◆ Dataset excerpt ◆

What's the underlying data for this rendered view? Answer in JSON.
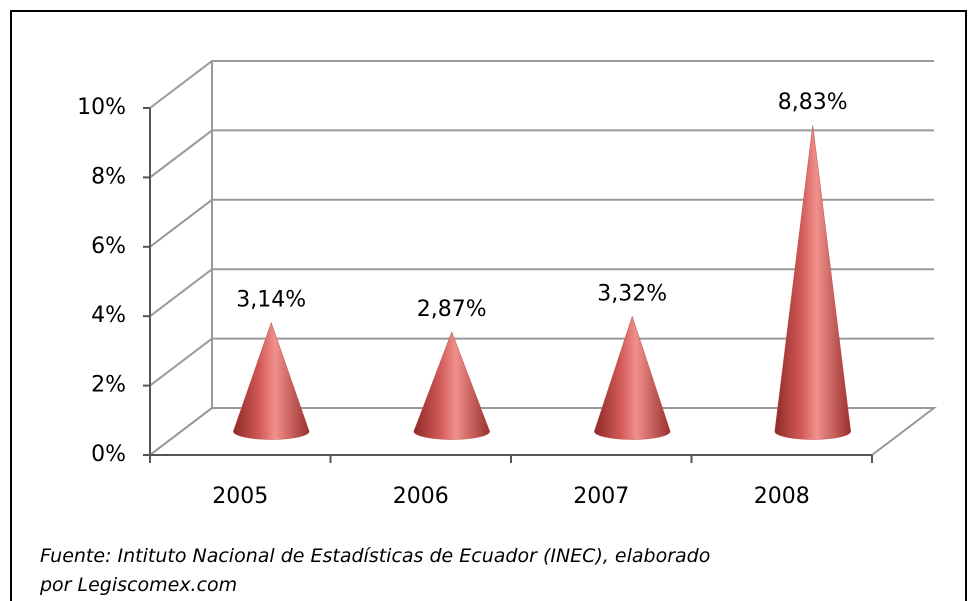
{
  "chart_data": {
    "type": "cone",
    "categories": [
      "2005",
      "2006",
      "2007",
      "2008"
    ],
    "values": [
      3.14,
      2.87,
      3.32,
      8.83
    ],
    "value_labels": [
      "3,14%",
      "2,87%",
      "3,32%",
      "8,83%"
    ],
    "color": "#c0504d",
    "ylim": [
      0,
      10
    ],
    "yticks": [
      {
        "value": 0,
        "label": "0%"
      },
      {
        "value": 2,
        "label": "2%"
      },
      {
        "value": 4,
        "label": "4%"
      },
      {
        "value": 6,
        "label": "6%"
      },
      {
        "value": 8,
        "label": "8%"
      },
      {
        "value": 10,
        "label": "10%"
      }
    ],
    "grid": true,
    "source": [
      "Fuente: Intituto Nacional de Estadísticas de Ecuador (INEC), elaborado",
      "por Legiscomex.com"
    ]
  }
}
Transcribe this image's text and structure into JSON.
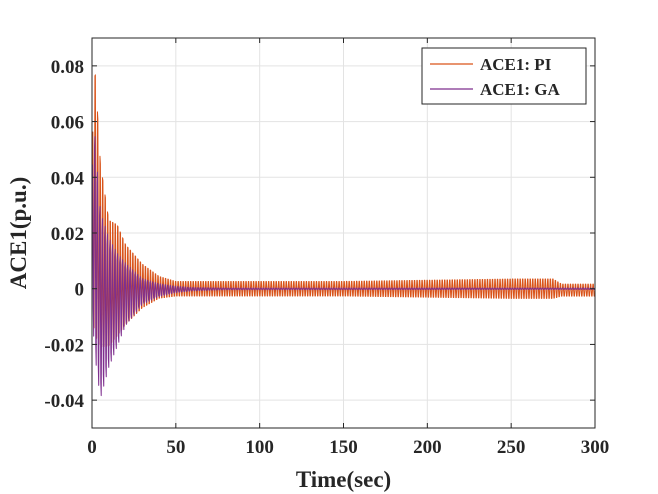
{
  "chart_data": {
    "type": "line",
    "title": "",
    "xlabel": "Time(sec)",
    "ylabel": "ACE1(p.u.)",
    "xlim": [
      0,
      300
    ],
    "ylim": [
      -0.05,
      0.09
    ],
    "grid": true,
    "legend_position": "top-right",
    "x_ticks": [
      "0",
      "50",
      "100",
      "150",
      "200",
      "250",
      "300"
    ],
    "y_ticks": [
      "-0.04",
      "-0.02",
      "0",
      "0.02",
      "0.04",
      "0.06",
      "0.08"
    ],
    "series": [
      {
        "name": "ACE1: PI",
        "color": "#D95319",
        "style": "rapid oscillation (period ~1.5 s) within a decaying envelope, then a sustained small oscillation",
        "envelope": {
          "t": [
            0,
            1,
            2,
            5,
            10,
            15,
            20,
            30,
            40,
            50,
            60,
            80,
            150,
            250,
            275,
            280,
            300
          ],
          "upper": [
            0.04,
            0.082,
            0.084,
            0.05,
            0.028,
            0.026,
            0.018,
            0.01,
            0.005,
            0.003,
            0.003,
            0.003,
            0.003,
            0.004,
            0.004,
            0.002,
            0.002
          ],
          "lower": [
            0.0,
            -0.02,
            -0.024,
            -0.026,
            -0.024,
            -0.02,
            -0.015,
            -0.008,
            -0.004,
            -0.003,
            -0.003,
            -0.003,
            -0.003,
            -0.004,
            -0.004,
            -0.003,
            -0.003
          ]
        }
      },
      {
        "name": "ACE1: GA",
        "color": "#7E2F8E",
        "style": "rapid oscillation (period ~1.5 s) within a decaying envelope, settling to near zero",
        "envelope": {
          "t": [
            0,
            1,
            2,
            5,
            10,
            15,
            20,
            30,
            40,
            50,
            60,
            80,
            300
          ],
          "upper": [
            0.04,
            0.065,
            0.055,
            0.03,
            0.02,
            0.014,
            0.01,
            0.004,
            0.002,
            0.001,
            0.0005,
            0.0003,
            0.0003
          ],
          "lower": [
            0.0,
            -0.02,
            -0.028,
            -0.042,
            -0.03,
            -0.022,
            -0.014,
            -0.006,
            -0.003,
            -0.0015,
            -0.0008,
            -0.0004,
            -0.0003
          ]
        }
      }
    ]
  }
}
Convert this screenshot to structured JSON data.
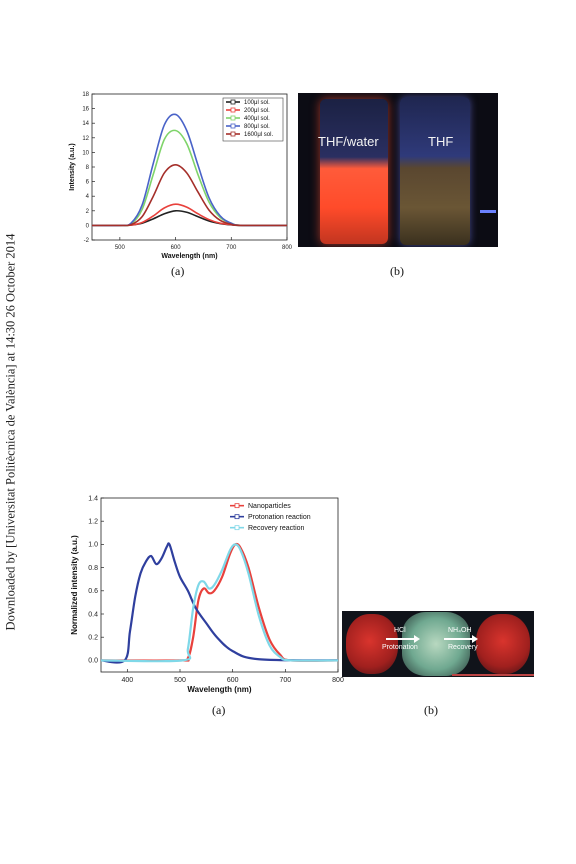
{
  "side_note": "Downloaded by [Universitat Politècnica de València] at 14:30 26 October 2014",
  "figure1": {
    "caption_a": "(a)",
    "caption_b": "(b)",
    "photo_labels": {
      "left": "THF/water",
      "right": "THF"
    }
  },
  "figure2": {
    "caption_a": "(a)",
    "caption_b": "(b)",
    "photo_labels": {
      "hcl": "HCl",
      "protonation": "Protonation",
      "nh4oh": "NH₄OH",
      "recovery": "Recovery"
    }
  },
  "chart_data": [
    {
      "type": "line",
      "title": "",
      "xlabel": "Wavelength (nm)",
      "ylabel": "Intensity (a.u.)",
      "xlim": [
        450,
        800
      ],
      "ylim": [
        -2,
        18
      ],
      "xticks": [
        500,
        600,
        700,
        800
      ],
      "yticks": [
        -2,
        0,
        2,
        4,
        6,
        8,
        10,
        12,
        14,
        16,
        18
      ],
      "legend_position": "top-right",
      "x": [
        450,
        500,
        520,
        540,
        560,
        580,
        600,
        620,
        640,
        660,
        680,
        700,
        720,
        800
      ],
      "series": [
        {
          "name": "100μl sol.",
          "color": "#222222",
          "values": [
            0,
            0,
            0.05,
            0.3,
            0.9,
            1.6,
            2.0,
            1.8,
            1.2,
            0.6,
            0.25,
            0.08,
            0,
            0
          ]
        },
        {
          "name": "200μl sol.",
          "color": "#e8413c",
          "values": [
            0,
            0,
            0.05,
            0.4,
            1.3,
            2.4,
            2.9,
            2.5,
            1.6,
            0.8,
            0.3,
            0.1,
            0,
            0
          ]
        },
        {
          "name": "400μl sol.",
          "color": "#7fd46a",
          "values": [
            0,
            0,
            0.2,
            2.2,
            7.0,
            11.8,
            13.0,
            11.2,
            7.0,
            3.2,
            1.1,
            0.3,
            0,
            0
          ]
        },
        {
          "name": "800μl sol.",
          "color": "#4a63c8",
          "values": [
            0,
            0,
            0.3,
            2.8,
            8.5,
            13.8,
            15.2,
            13.0,
            8.3,
            3.8,
            1.3,
            0.3,
            0,
            0
          ]
        },
        {
          "name": "1600μl sol.",
          "color": "#a52f2a",
          "values": [
            0,
            0,
            0.1,
            1.2,
            4.0,
            7.2,
            8.3,
            7.2,
            4.6,
            2.1,
            0.7,
            0.15,
            0,
            0
          ]
        }
      ]
    },
    {
      "type": "line",
      "title": "",
      "xlabel": "Wavelength (nm)",
      "ylabel": "Normalized intensity (a.u.)",
      "xlim": [
        350,
        800
      ],
      "ylim": [
        -0.1,
        1.4
      ],
      "xticks": [
        400,
        500,
        600,
        700,
        800
      ],
      "yticks": [
        0.0,
        0.2,
        0.4,
        0.6,
        0.8,
        1.0,
        1.2,
        1.4
      ],
      "legend_position": "top-right",
      "series": [
        {
          "name": "Nanoparticles",
          "color": "#e8413c",
          "x": [
            350,
            500,
            515,
            525,
            535,
            545,
            555,
            565,
            580,
            595,
            605,
            615,
            630,
            650,
            670,
            690,
            710,
            800
          ],
          "values": [
            0,
            0,
            0.02,
            0.2,
            0.52,
            0.62,
            0.58,
            0.6,
            0.72,
            0.92,
            1.0,
            0.97,
            0.8,
            0.45,
            0.18,
            0.05,
            0,
            0
          ]
        },
        {
          "name": "Protonation reaction",
          "color": "#2f3f9e",
          "x": [
            350,
            395,
            405,
            415,
            425,
            435,
            445,
            455,
            465,
            475,
            480,
            490,
            500,
            515,
            530,
            550,
            570,
            600,
            650,
            800
          ],
          "values": [
            0,
            0,
            0.25,
            0.55,
            0.75,
            0.85,
            0.9,
            0.83,
            0.88,
            0.98,
            1.0,
            0.85,
            0.72,
            0.6,
            0.45,
            0.32,
            0.2,
            0.08,
            0.01,
            0
          ]
        },
        {
          "name": "Recovery reaction",
          "color": "#7fd8e8",
          "x": [
            350,
            505,
            515,
            525,
            535,
            545,
            555,
            565,
            580,
            595,
            605,
            615,
            630,
            650,
            670,
            690,
            710,
            800
          ],
          "values": [
            0,
            0,
            0.1,
            0.45,
            0.65,
            0.68,
            0.62,
            0.65,
            0.78,
            0.95,
            1.0,
            0.95,
            0.75,
            0.38,
            0.13,
            0.03,
            0,
            0
          ]
        }
      ]
    }
  ]
}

◆ PROBLEM ◆
Leave out all images, then reproduce the entries above exactly.

◆ WORKED SOLUTION ◆
What's the underlying data for this rendered view? Answer in JSON.
{
  "chart_data": {
    "type": "cone",
    "categories": [
      "2005",
      "2006",
      "2007",
      "2008"
    ],
    "values": [
      3.14,
      2.87,
      3.32,
      8.83
    ],
    "value_labels": [
      "3,14%",
      "2,87%",
      "3,32%",
      "8,83%"
    ],
    "color": "#c0504d",
    "ylim": [
      0,
      10
    ],
    "yticks": [
      {
        "value": 0,
        "label": "0%"
      },
      {
        "value": 2,
        "label": "2%"
      },
      {
        "value": 4,
        "label": "4%"
      },
      {
        "value": 6,
        "label": "6%"
      },
      {
        "value": 8,
        "label": "8%"
      },
      {
        "value": 10,
        "label": "10%"
      }
    ],
    "grid": true,
    "source": [
      "Fuente: Intituto Nacional de Estadísticas de Ecuador (INEC), elaborado",
      "por Legiscomex.com"
    ]
  }
}
Transcribe this image's text and structure into JSON.
{
  "chart_data": {
    "type": "line",
    "title": "",
    "xlabel": "Time(sec)",
    "ylabel": "ACE1(p.u.)",
    "xlim": [
      0,
      300
    ],
    "ylim": [
      -0.05,
      0.09
    ],
    "grid": true,
    "legend_position": "top-right",
    "x_ticks": [
      "0",
      "50",
      "100",
      "150",
      "200",
      "250",
      "300"
    ],
    "y_ticks": [
      "-0.04",
      "-0.02",
      "0",
      "0.02",
      "0.04",
      "0.06",
      "0.08"
    ],
    "series": [
      {
        "name": "ACE1: PI",
        "color": "#D95319",
        "style": "rapid oscillation (period ~1.5 s) within a decaying envelope, then a sustained small oscillation",
        "envelope": {
          "t": [
            0,
            1,
            2,
            5,
            10,
            15,
            20,
            30,
            40,
            50,
            60,
            80,
            150,
            250,
            275,
            280,
            300
          ],
          "upper": [
            0.04,
            0.082,
            0.084,
            0.05,
            0.028,
            0.026,
            0.018,
            0.01,
            0.005,
            0.003,
            0.003,
            0.003,
            0.003,
            0.004,
            0.004,
            0.002,
            0.002
          ],
          "lower": [
            0.0,
            -0.02,
            -0.024,
            -0.026,
            -0.024,
            -0.02,
            -0.015,
            -0.008,
            -0.004,
            -0.003,
            -0.003,
            -0.003,
            -0.003,
            -0.004,
            -0.004,
            -0.003,
            -0.003
          ]
        }
      },
      {
        "name": "ACE1: GA",
        "color": "#7E2F8E",
        "style": "rapid oscillation (period ~1.5 s) within a decaying envelope, settling to near zero",
        "envelope": {
          "t": [
            0,
            1,
            2,
            5,
            10,
            15,
            20,
            30,
            40,
            50,
            60,
            80,
            300
          ],
          "upper": [
            0.04,
            0.065,
            0.055,
            0.03,
            0.02,
            0.014,
            0.01,
            0.004,
            0.002,
            0.001,
            0.0005,
            0.0003,
            0.0003
          ],
          "lower": [
            0.0,
            -0.02,
            -0.028,
            -0.042,
            -0.03,
            -0.022,
            -0.014,
            -0.006,
            -0.003,
            -0.0015,
            -0.0008,
            -0.0004,
            -0.0003
          ]
        }
      }
    ]
  }
}
Convert this screenshot to structured JSON data.
{
  "side_note": "Downloaded by [Universitat Politècnica de València] at 14:30 26 October 2014",
  "figure1": {
    "caption_a": "(a)",
    "caption_b": "(b)",
    "photo_labels": {
      "left": "THF/water",
      "right": "THF"
    }
  },
  "figure2": {
    "caption_a": "(a)",
    "caption_b": "(b)",
    "photo_labels": {
      "hcl": "HCl",
      "protonation": "Protonation",
      "nh4oh": "NH₄OH",
      "recovery": "Recovery"
    }
  },
  "chart_data": [
    {
      "type": "line",
      "title": "",
      "xlabel": "Wavelength (nm)",
      "ylabel": "Intensity (a.u.)",
      "xlim": [
        450,
        800
      ],
      "ylim": [
        -2,
        18
      ],
      "xticks": [
        500,
        600,
        700,
        800
      ],
      "yticks": [
        -2,
        0,
        2,
        4,
        6,
        8,
        10,
        12,
        14,
        16,
        18
      ],
      "legend_position": "top-right",
      "x": [
        450,
        500,
        520,
        540,
        560,
        580,
        600,
        620,
        640,
        660,
        680,
        700,
        720,
        800
      ],
      "series": [
        {
          "name": "100μl sol.",
          "color": "#222222",
          "values": [
            0,
            0,
            0.05,
            0.3,
            0.9,
            1.6,
            2.0,
            1.8,
            1.2,
            0.6,
            0.25,
            0.08,
            0,
            0
          ]
        },
        {
          "name": "200μl sol.",
          "color": "#e8413c",
          "values": [
            0,
            0,
            0.05,
            0.4,
            1.3,
            2.4,
            2.9,
            2.5,
            1.6,
            0.8,
            0.3,
            0.1,
            0,
            0
          ]
        },
        {
          "name": "400μl sol.",
          "color": "#7fd46a",
          "values": [
            0,
            0,
            0.2,
            2.2,
            7.0,
            11.8,
            13.0,
            11.2,
            7.0,
            3.2,
            1.1,
            0.3,
            0,
            0
          ]
        },
        {
          "name": "800μl sol.",
          "color": "#4a63c8",
          "values": [
            0,
            0,
            0.3,
            2.8,
            8.5,
            13.8,
            15.2,
            13.0,
            8.3,
            3.8,
            1.3,
            0.3,
            0,
            0
          ]
        },
        {
          "name": "1600μl sol.",
          "color": "#a52f2a",
          "values": [
            0,
            0,
            0.1,
            1.2,
            4.0,
            7.2,
            8.3,
            7.2,
            4.6,
            2.1,
            0.7,
            0.15,
            0,
            0
          ]
        }
      ]
    },
    {
      "type": "line",
      "title": "",
      "xlabel": "Wavelength (nm)",
      "ylabel": "Normalized intensity (a.u.)",
      "xlim": [
        350,
        800
      ],
      "ylim": [
        -0.1,
        1.4
      ],
      "xticks": [
        400,
        500,
        600,
        700,
        800
      ],
      "yticks": [
        0.0,
        0.2,
        0.4,
        0.6,
        0.8,
        1.0,
        1.2,
        1.4
      ],
      "legend_position": "top-right",
      "series": [
        {
          "name": "Nanoparticles",
          "color": "#e8413c",
          "x": [
            350,
            500,
            515,
            525,
            535,
            545,
            555,
            565,
            580,
            595,
            605,
            615,
            630,
            650,
            670,
            690,
            710,
            800
          ],
          "values": [
            0,
            0,
            0.02,
            0.2,
            0.52,
            0.62,
            0.58,
            0.6,
            0.72,
            0.92,
            1.0,
            0.97,
            0.8,
            0.45,
            0.18,
            0.05,
            0,
            0
          ]
        },
        {
          "name": "Protonation reaction",
          "color": "#2f3f9e",
          "x": [
            350,
            395,
            405,
            415,
            425,
            435,
            445,
            455,
            465,
            475,
            480,
            490,
            500,
            515,
            530,
            550,
            570,
            600,
            650,
            800
          ],
          "values": [
            0,
            0,
            0.25,
            0.55,
            0.75,
            0.85,
            0.9,
            0.83,
            0.88,
            0.98,
            1.0,
            0.85,
            0.72,
            0.6,
            0.45,
            0.32,
            0.2,
            0.08,
            0.01,
            0
          ]
        },
        {
          "name": "Recovery reaction",
          "color": "#7fd8e8",
          "x": [
            350,
            505,
            515,
            525,
            535,
            545,
            555,
            565,
            580,
            595,
            605,
            615,
            630,
            650,
            670,
            690,
            710,
            800
          ],
          "values": [
            0,
            0,
            0.1,
            0.45,
            0.65,
            0.68,
            0.62,
            0.65,
            0.78,
            0.95,
            1.0,
            0.95,
            0.75,
            0.38,
            0.13,
            0.03,
            0,
            0
          ]
        }
      ]
    }
  ]
}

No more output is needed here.